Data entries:
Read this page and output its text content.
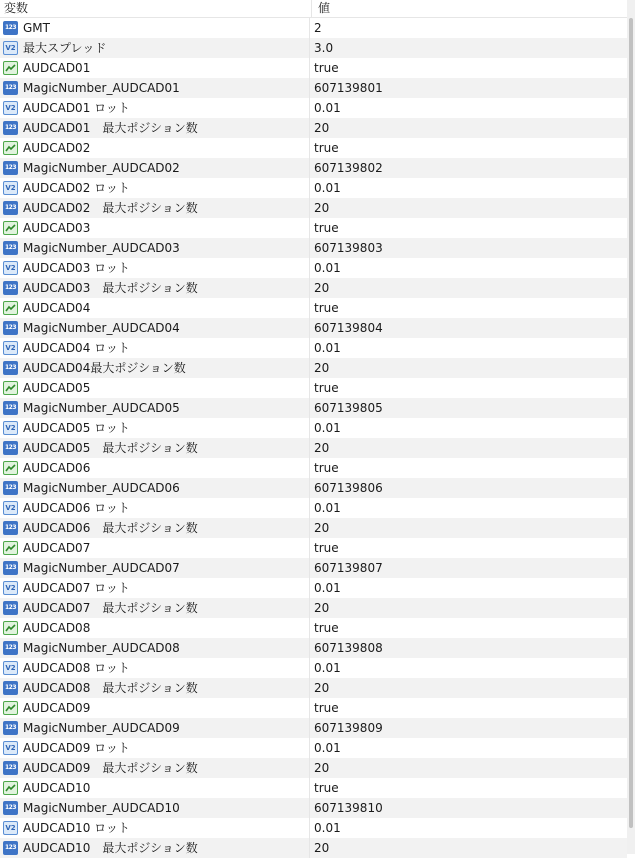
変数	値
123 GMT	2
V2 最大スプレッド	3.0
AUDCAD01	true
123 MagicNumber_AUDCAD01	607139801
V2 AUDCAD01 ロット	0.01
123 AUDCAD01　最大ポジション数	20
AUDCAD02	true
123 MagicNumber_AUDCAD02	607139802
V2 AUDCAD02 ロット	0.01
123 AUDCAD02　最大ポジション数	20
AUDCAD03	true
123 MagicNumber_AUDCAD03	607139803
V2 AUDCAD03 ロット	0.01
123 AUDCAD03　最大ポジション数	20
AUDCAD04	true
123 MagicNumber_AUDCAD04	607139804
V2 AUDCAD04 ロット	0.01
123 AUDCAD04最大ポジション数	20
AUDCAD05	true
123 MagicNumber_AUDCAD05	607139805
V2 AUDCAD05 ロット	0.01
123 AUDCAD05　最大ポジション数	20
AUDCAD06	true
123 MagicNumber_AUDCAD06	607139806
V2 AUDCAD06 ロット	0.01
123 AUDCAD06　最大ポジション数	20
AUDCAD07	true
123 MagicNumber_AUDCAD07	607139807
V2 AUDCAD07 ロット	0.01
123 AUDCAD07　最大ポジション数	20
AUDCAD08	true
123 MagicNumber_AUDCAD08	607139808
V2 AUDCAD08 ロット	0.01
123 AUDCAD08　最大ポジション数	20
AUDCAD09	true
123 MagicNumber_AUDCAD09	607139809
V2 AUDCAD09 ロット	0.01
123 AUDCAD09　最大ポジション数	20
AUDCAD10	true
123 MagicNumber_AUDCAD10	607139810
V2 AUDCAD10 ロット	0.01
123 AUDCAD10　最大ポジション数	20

• _Stated exercise_:
Write out the entries above verbatim; the pictures do not belong in your copy.

• _Correct response_:
Read this page and output its text content.
変数	値
123 GMT	2
V2 最大スプレッド	3.0
AUDCAD01	true
123 MagicNumber_AUDCAD01	607139801
V2 AUDCAD01 ロット	0.01
123 AUDCAD01　最大ポジション数	20
AUDCAD02	true
123 MagicNumber_AUDCAD02	607139802
V2 AUDCAD02 ロット	0.01
123 AUDCAD02　最大ポジション数	20
AUDCAD03	true
123 MagicNumber_AUDCAD03	607139803
V2 AUDCAD03 ロット	0.01
123 AUDCAD03　最大ポジション数	20
AUDCAD04	true
123 MagicNumber_AUDCAD04	607139804
V2 AUDCAD04 ロット	0.01
123 AUDCAD04最大ポジション数	20
AUDCAD05	true
123 MagicNumber_AUDCAD05	607139805
V2 AUDCAD05 ロット	0.01
123 AUDCAD05　最大ポジション数	20
AUDCAD06	true
123 MagicNumber_AUDCAD06	607139806
V2 AUDCAD06 ロット	0.01
123 AUDCAD06　最大ポジション数	20
AUDCAD07	true
123 MagicNumber_AUDCAD07	607139807
V2 AUDCAD07 ロット	0.01
123 AUDCAD07　最大ポジション数	20
AUDCAD08	true
123 MagicNumber_AUDCAD08	607139808
V2 AUDCAD08 ロット	0.01
123 AUDCAD08　最大ポジション数	20
AUDCAD09	true
123 MagicNumber_AUDCAD09	607139809
V2 AUDCAD09 ロット	0.01
123 AUDCAD09　最大ポジション数	20
AUDCAD10	true
123 MagicNumber_AUDCAD10	607139810
V2 AUDCAD10 ロット	0.01
123 AUDCAD10　最大ポジション数	20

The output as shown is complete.